Provided records:
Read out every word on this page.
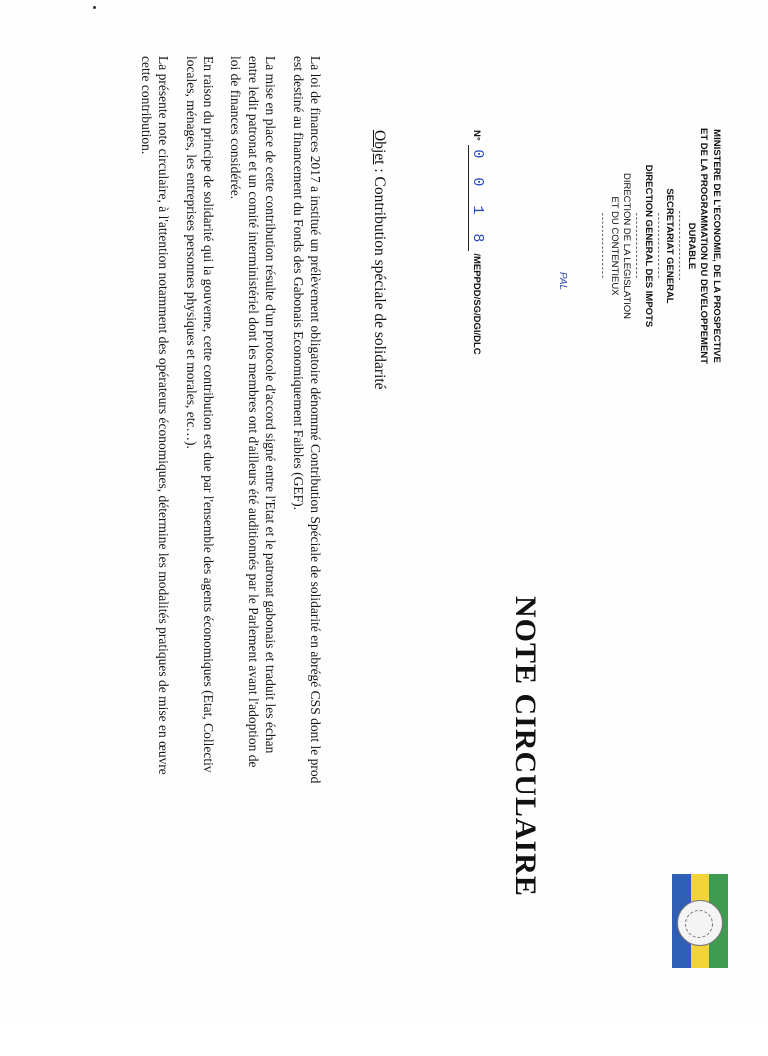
MINISTERE DE L'ECONOMIE, DE LA PROSPECTIVE
ET DE LA PROGRAMMATION DU DEVELOPPEMENT
DURABLE
-----------------
SECRETARIAT GENERAL
----------------
DIRECTION GENERAL DES IMPOTS
----------------
DIRECTION DE LA LEGISLATION
ET DU CONTENTIEUX
----------------
PAL
N° 0 0 1 8/MEPPDD/SG/DGI/DLC
NOTE CIRCULAIRE
Objet : Contribution spéciale de solidarité

La loi de finances 2017 a institué un prélèvement obligatoire dénommé Contribution Spéciale de solidarité en abrégé CSS dont le prod
est destiné au financement du Fonds des Gabonais Economiquement Faibles (GEF).

La mise en place de cette contribution résulte d'un protocole d'accord signé entre l'Etat et le patronat gabonais et traduit les échan
entre ledit patronat et un comité interministériel dont les membres ont d'ailleurs été auditionnés par le Parlement avant l'adoption de
loi de finances considérée.

En raison du principe de solidarité qui la gouverne, cette contribution est due par l'ensemble des agents économiques (Etat, Collectiv
locales, ménages, les entreprises personnes physiques et morales, etc…).

La présente note circulaire, à l'attention notamment des opérateurs économiques, détermine les modalités pratiques de mise en œuvre
cette contribution.
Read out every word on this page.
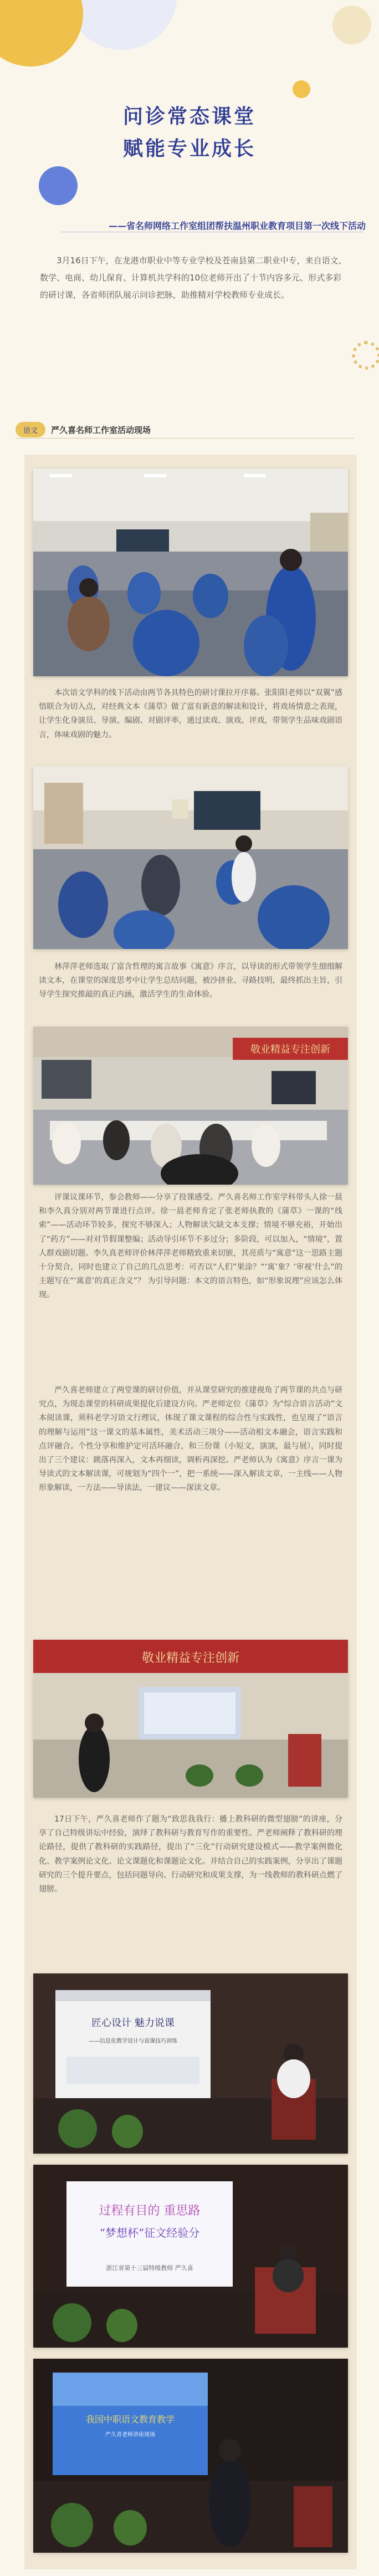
问诊常态课堂
赋能专业成长
——省名师网络工作室组团帮扶温州职业教育项目第一次线下活动
3月16日下午，在龙港市职业中等专业学校及苍南县第二职业中专，来自语文、数学、电商、幼儿保育、计算机共学科的10位老师开出了十节内容多元、形式多彩的研讨课，各省师团队展示问诊把脉，助推精对学校教师专业成长。
语文	严久喜名师工作室活动现场
本次语文学科的线下活动由两节各具特色的研讨课拉开序幕。张阳阳老师以“双翼”感悟联合为切入点，对经典文本《蒲草》做了富有新意的解读和设计，将戏场情意之表现，让学生化身演员、导演、编剧、对剧评率，通过读戏、演戏、评戏，带领学生品味戏剧语言，体味戏剧的魅力。
林萍萍老师选取了富含哲理的寓言故事《寓意》序言，以导读的形式带领学生细细解读文本，在课堂的深度思考中让学生总结问题，被沙挤业、寻路技明，最终抓出主旨，引导学生探究推敲的真正内涵，激活学生的生命体验。
敬业精益专注创新
评课议课环节，参会教师——分享了投课感受。严久喜名师工作室学科带头人徐一晨和李久真分别对两节课进行点评。徐一晨老师肯定了张老师执教的《蒲草》一课的“线索”——活动环节较多，探究不够深入；人物解读欠缺文本支撑；情境不够充裕，开始出了“药方”——对对节假课整编；活动导引环节不多过分；多阶段，可以加入，“情境”，置人群戏剧切题。李久真老师评价林萍萍老师精致重来切嵌，其亮质与“寓意”这一思路主题十分契合，同时也建立了自己的几点思考：可否以“人们”果涂？“‘寓’象？‘审视’什么”的主题写在“‘寓意’的真正含义”？ 为引导问题：本文的语言特色，如“形象说理”应该怎么体现。
严久喜老师建立了两堂课的研讨价值，并从课堂研究的推建视角了两节课的共点与研究点，为现态课堂的科研成果提化后建设方向。严老师定位《蒲草》为“综合语言活动”文本阅读课，须科老学习语文行理议，体现了课文课程的综合性与实践性，也呈现了“语言的理解与运用”这一课文的基本属性，美术活动三项分——活动相文本融会，语言实践和点评融合。个性分享和维护定可活环融合，和三份课（小短文，演演，最与展），同时提出了三个建议：跳落再深入，文本再细读，调析再深挖。严老师认为《寓意》序言一课为导读式的文本解读课，可规划为“四个一”，把一系统——深入解读文章，一主线——人物形象解读，一方法——导读法，一建议——深读文章。
敬业精益专注创新
17日下午，严久喜老师作了题为“致思我我行：播上教科研的微型翅膀”的讲座，分享了自己特级讲坛中经验，演绎了教科研与教育写作的重要性。严老师阐释了教科研的理论路径，提供了教科研的实践路径，提出了“三化”行动研究建设模式——教学案例微化化、教学案例论文化、论文课题化和课题论文化。并结合自己的实践案例，分享出了课题研究的三个提升要点，包括问题导向、行动研究和成果支撑，为一线教师的教科研点燃了翅膀。
匠心设计 魅力说课
——信息化教学设计与说课技巧训练
过程有目的 重思路
“梦想杯”征文经验分
浙江省第十三届特级教师 严久喜
我国中职语文教育教学
严久喜老师讲座现场
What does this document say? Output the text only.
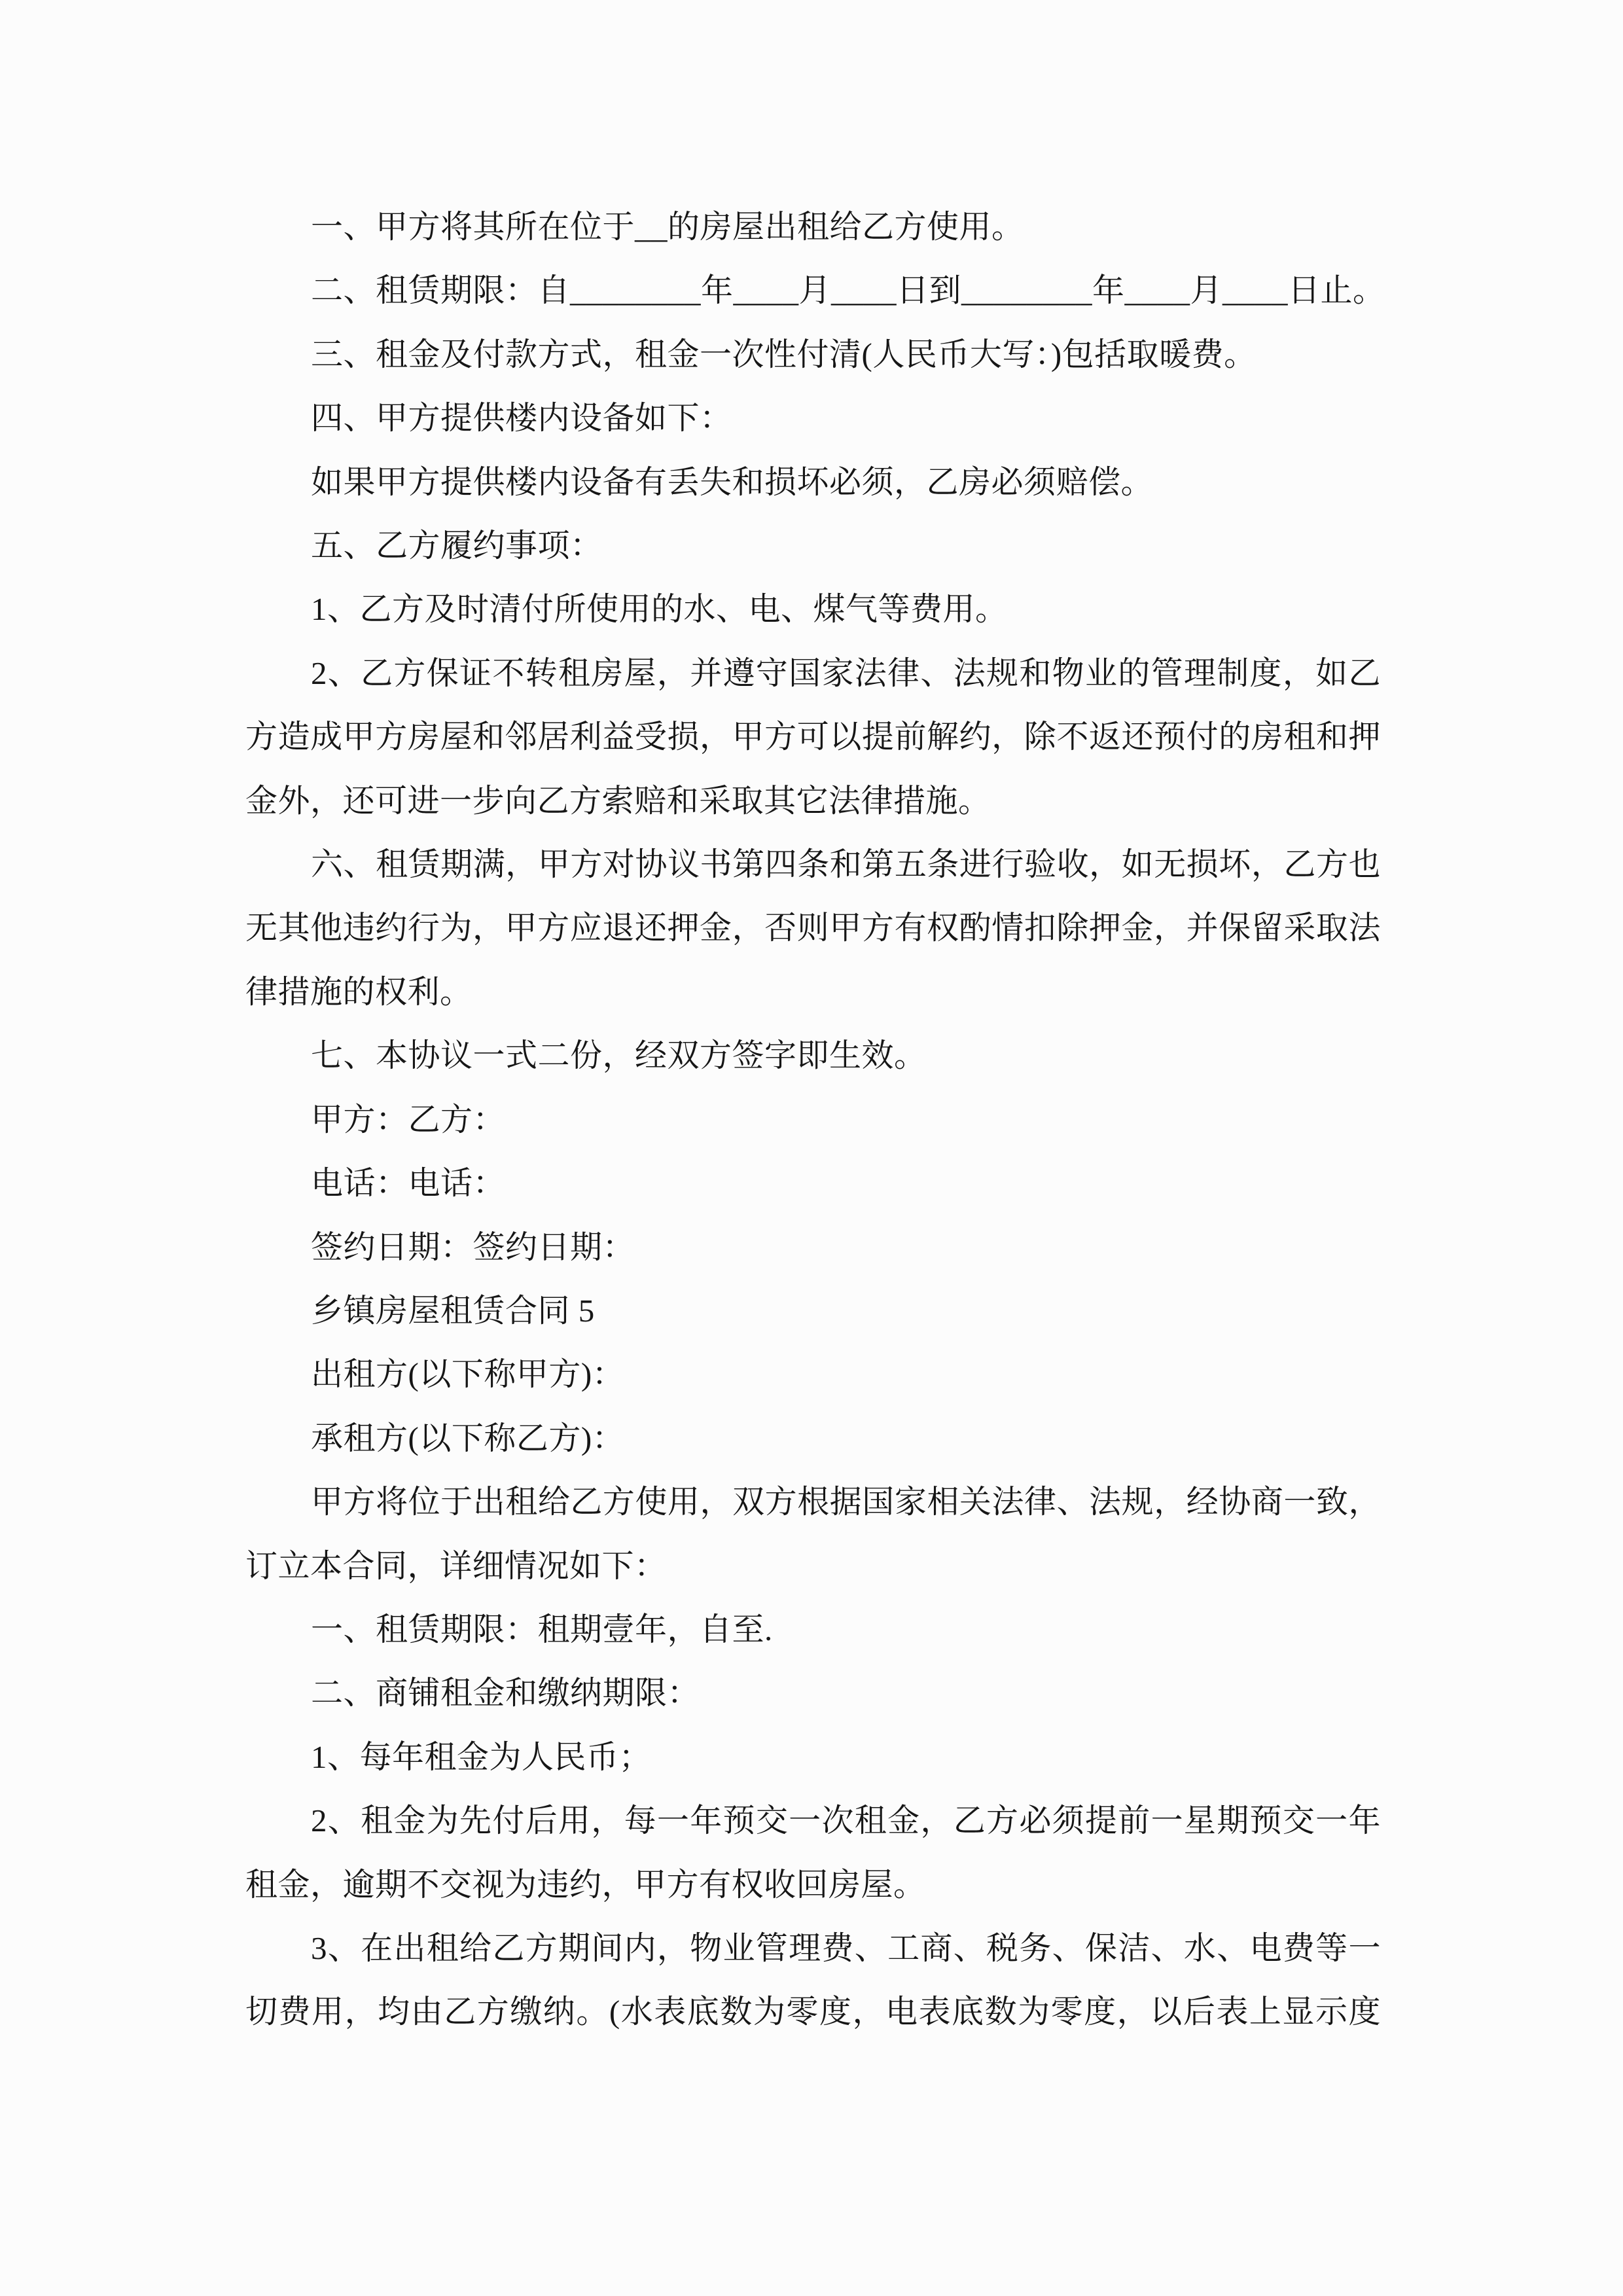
一、甲方将其所在位于__的房屋出租给乙方使用。
二、租赁期限：自________年____月____日到________年____月____日止。
三、租金及付款方式，租金一次性付清(人民币大写：)包括取暖费。
四、甲方提供楼内设备如下：
如果甲方提供楼内设备有丢失和损坏必须，乙房必须赔偿。
五、乙方履约事项：
1、乙方及时清付所使用的水、电、煤气等费用。
2、乙方保证不转租房屋，并遵守国家法律、法规和物业的管理制度，如乙
方造成甲方房屋和邻居利益受损，甲方可以提前解约，除不返还预付的房租和押
金外，还可进一步向乙方索赔和采取其它法律措施。
六、租赁期满，甲方对协议书第四条和第五条进行验收，如无损坏，乙方也
无其他违约行为，甲方应退还押金，否则甲方有权酌情扣除押金，并保留采取法
律措施的权利。
七、本协议一式二份，经双方签字即生效。
甲方：乙方：
电话：电话：
签约日期：签约日期：
乡镇房屋租赁合同 5
出租方(以下称甲方)：
承租方(以下称乙方)：
甲方将位于出租给乙方使用，双方根据国家相关法律、法规，经协商一致，
订立本合同，详细情况如下：
一、租赁期限：租期壹年，自至.
二、商铺租金和缴纳期限：
1、每年租金为人民币；
2、租金为先付后用，每一年预交一次租金，乙方必须提前一星期预交一年
租金，逾期不交视为违约，甲方有权收回房屋。
3、在出租给乙方期间内，物业管理费、工商、税务、保洁、水、电费等一
切费用，均由乙方缴纳。(水表底数为零度，电表底数为零度，以后表上显示度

Description of the task: Report the number of lines in the listing above that include the word "dont", and nothing else.

Response to this task: 2